▸ JOB: Exclude images, then output the remaining data verbatim.

▸ Saved entries:

>>

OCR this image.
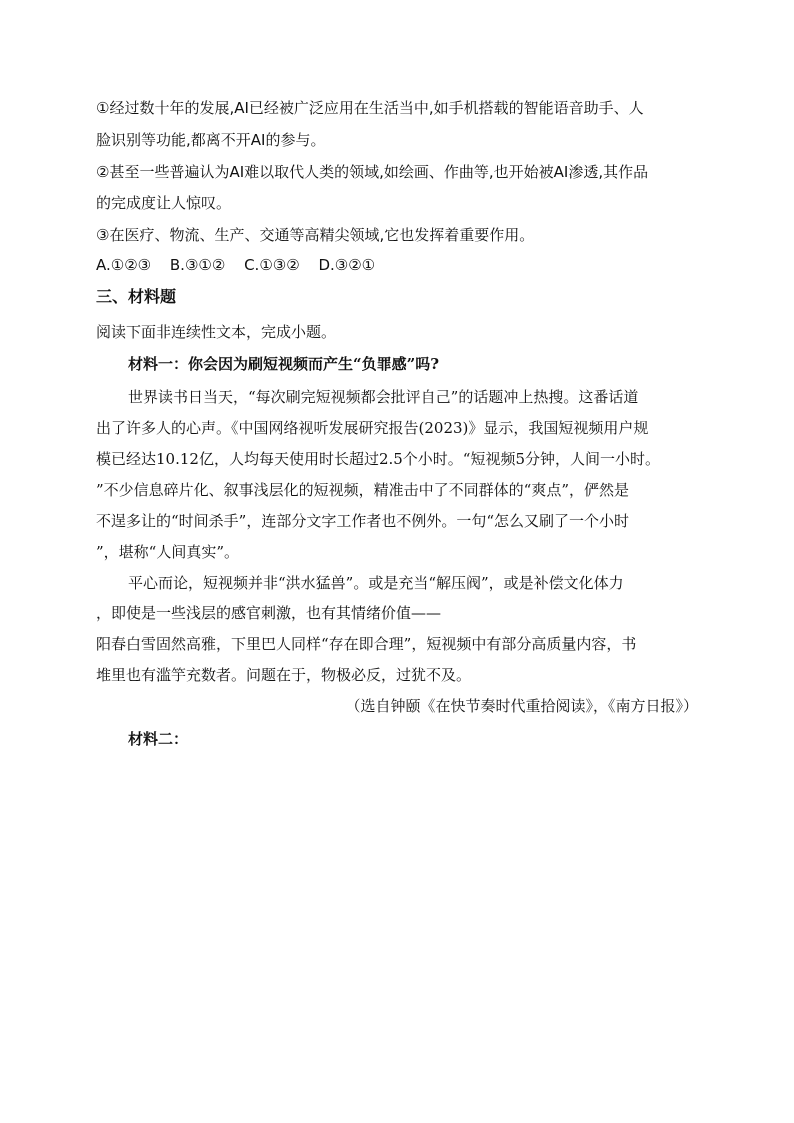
①经过数十年的发展,AI已经被广泛应用在生活当中,如手机搭载的智能语音助手、人
脸识别等功能,都离不开AI的参与。
②甚至一些普遍认为AI难以取代人类的领域,如绘画、作曲等,也开始被AI渗透,其作品
的完成度让人惊叹。
③在医疗、物流、生产、交通等高精尖领域,它也发挥着重要作用。
A.①②③ B.③①② C.①③② D.③②①
三、材料题
阅读下面非连续性文本，完成小题。
材料一：你会因为刷短视频而产生“负罪感”吗?
世界读书日当天，“每次刷完短视频都会批评自己”的话题冲上热搜。这番话道
出了许多人的心声。《中国网络视听发展研究报告(2023)》显示，我国短视频用户规
模已经达10.12亿，人均每天使用时长超过2.5个小时。“短视频5分钟，人间一小时。
”不少信息碎片化、叙事浅层化的短视频，精准击中了不同群体的“爽点”，俨然是
不逞多让的“时间杀手”，连部分文字工作者也不例外。一句“怎么又刷了一个小时
”，堪称“人间真实”。
平心而论，短视频并非“洪水猛兽”。或是充当“解压阀”，或是补偿文化体力
，即使是一些浅层的感官刺激，也有其情绪价值——
阳春白雪固然高雅，下里巴人同样“存在即合理”，短视频中有部分高质量内容，书
堆里也有滥竽充数者。问题在于，物极必反，过犹不及。
（选自钟颐《在快节奏时代重拾阅读》，《南方日报》）
材料二：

<<

▸ RESPONSE FOR THIS EXERCISE:
OCR this image.
①经过数十年的发展,AI已经被广泛应用在生活当中,如手机搭载的智能语音助手、人
脸识别等功能,都离不开AI的参与。
②甚至一些普遍认为AI难以取代人类的领域,如绘画、作曲等,也开始被AI渗透,其作品
的完成度让人惊叹。
③在医疗、物流、生产、交通等高精尖领域,它也发挥着重要作用。
A.①②③ B.③①② C.①③② D.③②①
三、材料题
阅读下面非连续性文本，完成小题。
材料一：你会因为刷短视频而产生“负罪感”吗?
世界读书日当天，“每次刷完短视频都会批评自己”的话题冲上热搜。这番话道
出了许多人的心声。《中国网络视听发展研究报告(2023)》显示，我国短视频用户规
模已经达10.12亿，人均每天使用时长超过2.5个小时。“短视频5分钟，人间一小时。
”不少信息碎片化、叙事浅层化的短视频，精准击中了不同群体的“爽点”，俨然是
不逞多让的“时间杀手”，连部分文字工作者也不例外。一句“怎么又刷了一个小时
”，堪称“人间真实”。
平心而论，短视频并非“洪水猛兽”。或是充当“解压阀”，或是补偿文化体力
，即使是一些浅层的感官刺激，也有其情绪价值——
阳春白雪固然高雅，下里巴人同样“存在即合理”，短视频中有部分高质量内容，书
堆里也有滥竽充数者。问题在于，物极必反，过犹不及。
（选自钟颐《在快节奏时代重拾阅读》，《南方日报》）
材料二：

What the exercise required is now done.